## To be done
Repeat each record below exactly as given.

## Records for the exercise

* START *

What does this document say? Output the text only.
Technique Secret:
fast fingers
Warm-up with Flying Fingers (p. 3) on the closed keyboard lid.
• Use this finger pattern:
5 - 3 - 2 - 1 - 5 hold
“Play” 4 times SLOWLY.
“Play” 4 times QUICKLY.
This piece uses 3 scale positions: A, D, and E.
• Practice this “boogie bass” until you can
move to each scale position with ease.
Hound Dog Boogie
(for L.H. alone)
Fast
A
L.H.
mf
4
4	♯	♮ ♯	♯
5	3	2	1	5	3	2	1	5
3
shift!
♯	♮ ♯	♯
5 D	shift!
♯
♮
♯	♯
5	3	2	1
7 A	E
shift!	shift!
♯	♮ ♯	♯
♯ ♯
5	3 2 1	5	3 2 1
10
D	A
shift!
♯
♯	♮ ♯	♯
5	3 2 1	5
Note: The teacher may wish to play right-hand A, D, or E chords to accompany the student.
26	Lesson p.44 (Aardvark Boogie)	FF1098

* END *

## Task solution
What does this document say? Output the text only.
Technique Secret:
fast fingers
Warm-up with Flying Fingers (p. 3) on the closed keyboard lid.
• Use this finger pattern:
5 - 3 - 2 - 1 - 5 hold
“Play” 4 times SLOWLY.
“Play” 4 times QUICKLY.
This piece uses 3 scale positions: A, D, and E.
• Practice this “boogie bass” until you can
move to each scale position with ease.
Hound Dog Boogie
(for L.H. alone)
Fast
A
L.H.
mf
4
4	♯	♮ ♯	♯
5	3	2	1	5	3	2	1	5
3
shift!
♯	♮ ♯	♯
5 D	shift!
♯
♮
♯	♯
5	3	2	1
7 A	E
shift!	shift!
♯	♮ ♯	♯
♯ ♯
5	3 2 1	5	3 2 1
10
D	A
shift!
♯
♯	♮ ♯	♯
5	3 2 1	5
Note: The teacher may wish to play right-hand A, D, or E chords to accompany the student.
26	Lesson p.44 (Aardvark Boogie)	FF1098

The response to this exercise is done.